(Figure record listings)
========

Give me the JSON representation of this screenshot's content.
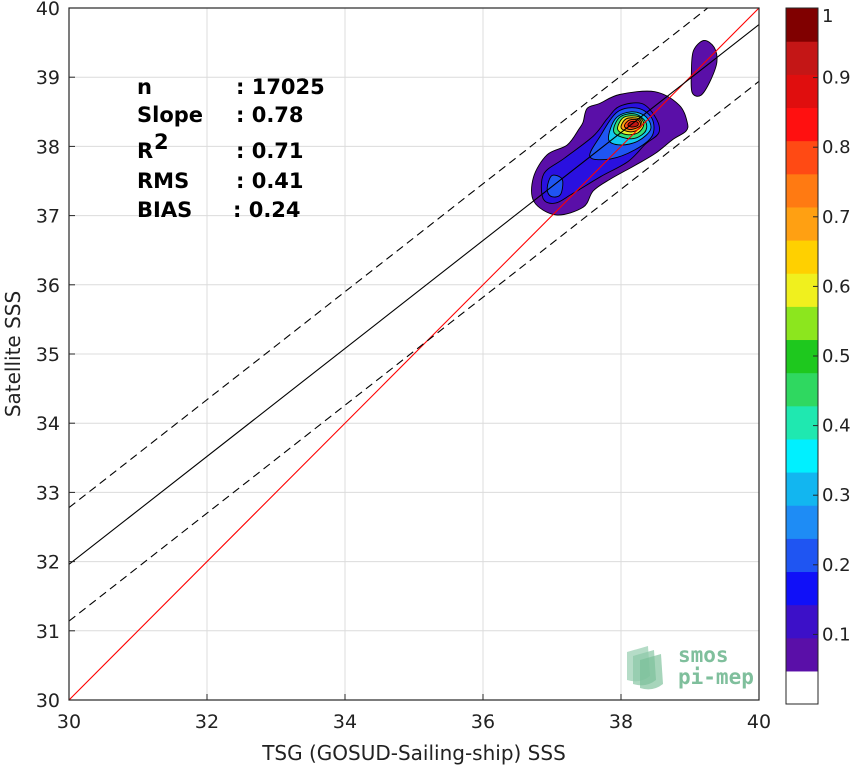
{
  "chart_data": {
    "type": "scatter",
    "subtype": "2d-density-contour",
    "xlabel": "TSG (GOSUD-Sailing-ship) SSS",
    "ylabel": "Satellite SSS",
    "xlim": [
      30,
      40
    ],
    "ylim": [
      30,
      40
    ],
    "x_ticks": [
      "30",
      "32",
      "34",
      "36",
      "38",
      "40"
    ],
    "y_ticks": [
      "30",
      "31",
      "32",
      "33",
      "34",
      "35",
      "36",
      "37",
      "38",
      "39",
      "40"
    ],
    "grid": true,
    "stats": [
      {
        "label": "n",
        "value": ": 17025"
      },
      {
        "label": "Slope",
        "value": ": 0.78"
      },
      {
        "label": "R",
        "sup": "2",
        "value": ": 0.71"
      },
      {
        "label": "RMS",
        "value": ": 0.41"
      },
      {
        "label": "BIAS",
        "value": ": 0.24"
      }
    ],
    "reference_lines": [
      {
        "name": "1:1",
        "color": "#ff0000",
        "style": "solid",
        "points": [
          [
            30,
            30
          ],
          [
            40,
            40
          ]
        ]
      },
      {
        "name": "regression",
        "color": "#000000",
        "style": "solid",
        "points": [
          [
            30,
            31.96
          ],
          [
            40,
            39.76
          ]
        ]
      },
      {
        "name": "upper",
        "color": "#000000",
        "style": "dashed",
        "points": [
          [
            30,
            32.78
          ],
          [
            40,
            40.58
          ]
        ]
      },
      {
        "name": "lower",
        "color": "#000000",
        "style": "dashed",
        "points": [
          [
            30,
            31.14
          ],
          [
            40,
            38.94
          ]
        ]
      }
    ],
    "density_contours": [
      {
        "level": 0.05,
        "color": "#5a0fa8",
        "points": [
          [
            36.74,
            37.2
          ],
          [
            36.73,
            37.55
          ],
          [
            36.93,
            37.88
          ],
          [
            37.22,
            38.02
          ],
          [
            37.39,
            38.25
          ],
          [
            37.45,
            38.35
          ],
          [
            37.51,
            38.55
          ],
          [
            37.69,
            38.62
          ],
          [
            37.98,
            38.75
          ],
          [
            38.49,
            38.79
          ],
          [
            38.84,
            38.6
          ],
          [
            38.96,
            38.35
          ],
          [
            38.94,
            38.22
          ],
          [
            38.75,
            38.1
          ],
          [
            38.5,
            37.9
          ],
          [
            38.21,
            37.73
          ],
          [
            37.85,
            37.53
          ],
          [
            37.6,
            37.36
          ],
          [
            37.45,
            37.12
          ],
          [
            37.06,
            37.01
          ]
        ]
      },
      {
        "level": 0.05,
        "color": "#5a0fa8",
        "points": [
          [
            39.02,
            39.08
          ],
          [
            39.05,
            39.38
          ],
          [
            39.2,
            39.53
          ],
          [
            39.35,
            39.43
          ],
          [
            39.39,
            39.22
          ],
          [
            39.3,
            38.96
          ],
          [
            39.16,
            38.74
          ],
          [
            39.03,
            38.78
          ]
        ]
      },
      {
        "level": 0.1,
        "color": "#2a10e0",
        "points": [
          [
            36.87,
            37.25
          ],
          [
            36.88,
            37.6
          ],
          [
            37.18,
            37.83
          ],
          [
            37.6,
            38.15
          ],
          [
            37.8,
            38.4
          ],
          [
            37.98,
            38.58
          ],
          [
            38.3,
            38.62
          ],
          [
            38.5,
            38.42
          ],
          [
            38.55,
            38.2
          ],
          [
            38.35,
            38.03
          ],
          [
            38.1,
            37.78
          ],
          [
            37.7,
            37.56
          ],
          [
            37.3,
            37.32
          ],
          [
            37.05,
            37.18
          ]
        ]
      },
      {
        "level": 0.2,
        "color": "#1f55f2",
        "points": [
          [
            37.55,
            37.85
          ],
          [
            37.7,
            38.15
          ],
          [
            37.95,
            38.5
          ],
          [
            38.25,
            38.55
          ],
          [
            38.45,
            38.4
          ],
          [
            38.45,
            38.15
          ],
          [
            38.2,
            37.95
          ],
          [
            37.85,
            37.82
          ]
        ]
      },
      {
        "level": 0.2,
        "color": "#1f55f2",
        "points": [
          [
            36.93,
            37.4
          ],
          [
            37.0,
            37.58
          ],
          [
            37.15,
            37.52
          ],
          [
            37.12,
            37.3
          ],
          [
            36.98,
            37.28
          ]
        ]
      },
      {
        "level": 0.35,
        "color": "#12c8f0",
        "points": [
          [
            37.82,
            38.1
          ],
          [
            37.92,
            38.4
          ],
          [
            38.15,
            38.5
          ],
          [
            38.36,
            38.43
          ],
          [
            38.43,
            38.25
          ],
          [
            38.25,
            38.08
          ],
          [
            38.0,
            38.02
          ]
        ]
      },
      {
        "level": 0.45,
        "color": "#2fe07a",
        "points": [
          [
            37.9,
            38.2
          ],
          [
            37.98,
            38.42
          ],
          [
            38.2,
            38.47
          ],
          [
            38.36,
            38.35
          ],
          [
            38.34,
            38.2
          ],
          [
            38.15,
            38.11
          ]
        ]
      },
      {
        "level": 0.6,
        "color": "#e6f02a",
        "points": [
          [
            37.95,
            38.25
          ],
          [
            38.04,
            38.42
          ],
          [
            38.25,
            38.43
          ],
          [
            38.33,
            38.32
          ],
          [
            38.25,
            38.2
          ],
          [
            38.08,
            38.17
          ]
        ]
      },
      {
        "level": 0.7,
        "color": "#ffa012",
        "points": [
          [
            38.0,
            38.28
          ],
          [
            38.08,
            38.4
          ],
          [
            38.26,
            38.4
          ],
          [
            38.3,
            38.3
          ],
          [
            38.2,
            38.22
          ],
          [
            38.08,
            38.22
          ]
        ]
      },
      {
        "level": 0.8,
        "color": "#ff4a14",
        "points": [
          [
            38.05,
            38.3
          ],
          [
            38.12,
            38.38
          ],
          [
            38.25,
            38.38
          ],
          [
            38.28,
            38.3
          ],
          [
            38.18,
            38.25
          ],
          [
            38.1,
            38.25
          ]
        ]
      },
      {
        "level": 0.95,
        "color": "#c41616",
        "points": [
          [
            38.1,
            38.31
          ],
          [
            38.15,
            38.36
          ],
          [
            38.24,
            38.35
          ],
          [
            38.24,
            38.3
          ],
          [
            38.15,
            38.28
          ]
        ]
      }
    ],
    "colorbar": {
      "range": [
        0,
        1
      ],
      "tick_labels": [
        "0.1",
        "0.2",
        "0.3",
        "0.4",
        "0.5",
        "0.6",
        "0.7",
        "0.8",
        "0.9",
        "1"
      ],
      "tick_values": [
        0.1,
        0.2,
        0.3,
        0.4,
        0.5,
        0.6,
        0.7,
        0.8,
        0.9,
        1.0
      ],
      "colors": [
        "#ffffff",
        "#5a0fa8",
        "#3c10c8",
        "#1010f8",
        "#1f55f2",
        "#1e8cf5",
        "#12b6f0",
        "#00f0ff",
        "#1fe8b0",
        "#2fd860",
        "#1ec81e",
        "#8ce61e",
        "#f0f01e",
        "#ffd000",
        "#ffa012",
        "#ff7a12",
        "#ff4a14",
        "#ff1010",
        "#e00e0e",
        "#c41616",
        "#800000"
      ]
    },
    "logo": {
      "line1": "smos",
      "line2": "pi-mep"
    }
  }
}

========

- _JOB_
Without the pictures, output the full listing exactly as it stands.

- _WORKED ANSWER_
Give me the JSON representation of this screenshot's content.
{
  "chart_data": {
    "type": "scatter",
    "subtype": "2d-density-contour",
    "xlabel": "TSG (GOSUD-Sailing-ship) SSS",
    "ylabel": "Satellite SSS",
    "xlim": [
      30,
      40
    ],
    "ylim": [
      30,
      40
    ],
    "x_ticks": [
      "30",
      "32",
      "34",
      "36",
      "38",
      "40"
    ],
    "y_ticks": [
      "30",
      "31",
      "32",
      "33",
      "34",
      "35",
      "36",
      "37",
      "38",
      "39",
      "40"
    ],
    "grid": true,
    "stats": [
      {
        "label": "n",
        "value": ": 17025"
      },
      {
        "label": "Slope",
        "value": ": 0.78"
      },
      {
        "label": "R",
        "sup": "2",
        "value": ": 0.71"
      },
      {
        "label": "RMS",
        "value": ": 0.41"
      },
      {
        "label": "BIAS",
        "value": ": 0.24"
      }
    ],
    "reference_lines": [
      {
        "name": "1:1",
        "color": "#ff0000",
        "style": "solid",
        "points": [
          [
            30,
            30
          ],
          [
            40,
            40
          ]
        ]
      },
      {
        "name": "regression",
        "color": "#000000",
        "style": "solid",
        "points": [
          [
            30,
            31.96
          ],
          [
            40,
            39.76
          ]
        ]
      },
      {
        "name": "upper",
        "color": "#000000",
        "style": "dashed",
        "points": [
          [
            30,
            32.78
          ],
          [
            40,
            40.58
          ]
        ]
      },
      {
        "name": "lower",
        "color": "#000000",
        "style": "dashed",
        "points": [
          [
            30,
            31.14
          ],
          [
            40,
            38.94
          ]
        ]
      }
    ],
    "density_contours": [
      {
        "level": 0.05,
        "color": "#5a0fa8",
        "points": [
          [
            36.74,
            37.2
          ],
          [
            36.73,
            37.55
          ],
          [
            36.93,
            37.88
          ],
          [
            37.22,
            38.02
          ],
          [
            37.39,
            38.25
          ],
          [
            37.45,
            38.35
          ],
          [
            37.51,
            38.55
          ],
          [
            37.69,
            38.62
          ],
          [
            37.98,
            38.75
          ],
          [
            38.49,
            38.79
          ],
          [
            38.84,
            38.6
          ],
          [
            38.96,
            38.35
          ],
          [
            38.94,
            38.22
          ],
          [
            38.75,
            38.1
          ],
          [
            38.5,
            37.9
          ],
          [
            38.21,
            37.73
          ],
          [
            37.85,
            37.53
          ],
          [
            37.6,
            37.36
          ],
          [
            37.45,
            37.12
          ],
          [
            37.06,
            37.01
          ]
        ]
      },
      {
        "level": 0.05,
        "color": "#5a0fa8",
        "points": [
          [
            39.02,
            39.08
          ],
          [
            39.05,
            39.38
          ],
          [
            39.2,
            39.53
          ],
          [
            39.35,
            39.43
          ],
          [
            39.39,
            39.22
          ],
          [
            39.3,
            38.96
          ],
          [
            39.16,
            38.74
          ],
          [
            39.03,
            38.78
          ]
        ]
      },
      {
        "level": 0.1,
        "color": "#2a10e0",
        "points": [
          [
            36.87,
            37.25
          ],
          [
            36.88,
            37.6
          ],
          [
            37.18,
            37.83
          ],
          [
            37.6,
            38.15
          ],
          [
            37.8,
            38.4
          ],
          [
            37.98,
            38.58
          ],
          [
            38.3,
            38.62
          ],
          [
            38.5,
            38.42
          ],
          [
            38.55,
            38.2
          ],
          [
            38.35,
            38.03
          ],
          [
            38.1,
            37.78
          ],
          [
            37.7,
            37.56
          ],
          [
            37.3,
            37.32
          ],
          [
            37.05,
            37.18
          ]
        ]
      },
      {
        "level": 0.2,
        "color": "#1f55f2",
        "points": [
          [
            37.55,
            37.85
          ],
          [
            37.7,
            38.15
          ],
          [
            37.95,
            38.5
          ],
          [
            38.25,
            38.55
          ],
          [
            38.45,
            38.4
          ],
          [
            38.45,
            38.15
          ],
          [
            38.2,
            37.95
          ],
          [
            37.85,
            37.82
          ]
        ]
      },
      {
        "level": 0.2,
        "color": "#1f55f2",
        "points": [
          [
            36.93,
            37.4
          ],
          [
            37.0,
            37.58
          ],
          [
            37.15,
            37.52
          ],
          [
            37.12,
            37.3
          ],
          [
            36.98,
            37.28
          ]
        ]
      },
      {
        "level": 0.35,
        "color": "#12c8f0",
        "points": [
          [
            37.82,
            38.1
          ],
          [
            37.92,
            38.4
          ],
          [
            38.15,
            38.5
          ],
          [
            38.36,
            38.43
          ],
          [
            38.43,
            38.25
          ],
          [
            38.25,
            38.08
          ],
          [
            38.0,
            38.02
          ]
        ]
      },
      {
        "level": 0.45,
        "color": "#2fe07a",
        "points": [
          [
            37.9,
            38.2
          ],
          [
            37.98,
            38.42
          ],
          [
            38.2,
            38.47
          ],
          [
            38.36,
            38.35
          ],
          [
            38.34,
            38.2
          ],
          [
            38.15,
            38.11
          ]
        ]
      },
      {
        "level": 0.6,
        "color": "#e6f02a",
        "points": [
          [
            37.95,
            38.25
          ],
          [
            38.04,
            38.42
          ],
          [
            38.25,
            38.43
          ],
          [
            38.33,
            38.32
          ],
          [
            38.25,
            38.2
          ],
          [
            38.08,
            38.17
          ]
        ]
      },
      {
        "level": 0.7,
        "color": "#ffa012",
        "points": [
          [
            38.0,
            38.28
          ],
          [
            38.08,
            38.4
          ],
          [
            38.26,
            38.4
          ],
          [
            38.3,
            38.3
          ],
          [
            38.2,
            38.22
          ],
          [
            38.08,
            38.22
          ]
        ]
      },
      {
        "level": 0.8,
        "color": "#ff4a14",
        "points": [
          [
            38.05,
            38.3
          ],
          [
            38.12,
            38.38
          ],
          [
            38.25,
            38.38
          ],
          [
            38.28,
            38.3
          ],
          [
            38.18,
            38.25
          ],
          [
            38.1,
            38.25
          ]
        ]
      },
      {
        "level": 0.95,
        "color": "#c41616",
        "points": [
          [
            38.1,
            38.31
          ],
          [
            38.15,
            38.36
          ],
          [
            38.24,
            38.35
          ],
          [
            38.24,
            38.3
          ],
          [
            38.15,
            38.28
          ]
        ]
      }
    ],
    "colorbar": {
      "range": [
        0,
        1
      ],
      "tick_labels": [
        "0.1",
        "0.2",
        "0.3",
        "0.4",
        "0.5",
        "0.6",
        "0.7",
        "0.8",
        "0.9",
        "1"
      ],
      "tick_values": [
        0.1,
        0.2,
        0.3,
        0.4,
        0.5,
        0.6,
        0.7,
        0.8,
        0.9,
        1.0
      ],
      "colors": [
        "#ffffff",
        "#5a0fa8",
        "#3c10c8",
        "#1010f8",
        "#1f55f2",
        "#1e8cf5",
        "#12b6f0",
        "#00f0ff",
        "#1fe8b0",
        "#2fd860",
        "#1ec81e",
        "#8ce61e",
        "#f0f01e",
        "#ffd000",
        "#ffa012",
        "#ff7a12",
        "#ff4a14",
        "#ff1010",
        "#e00e0e",
        "#c41616",
        "#800000"
      ]
    },
    "logo": {
      "line1": "smos",
      "line2": "pi-mep"
    }
  }
}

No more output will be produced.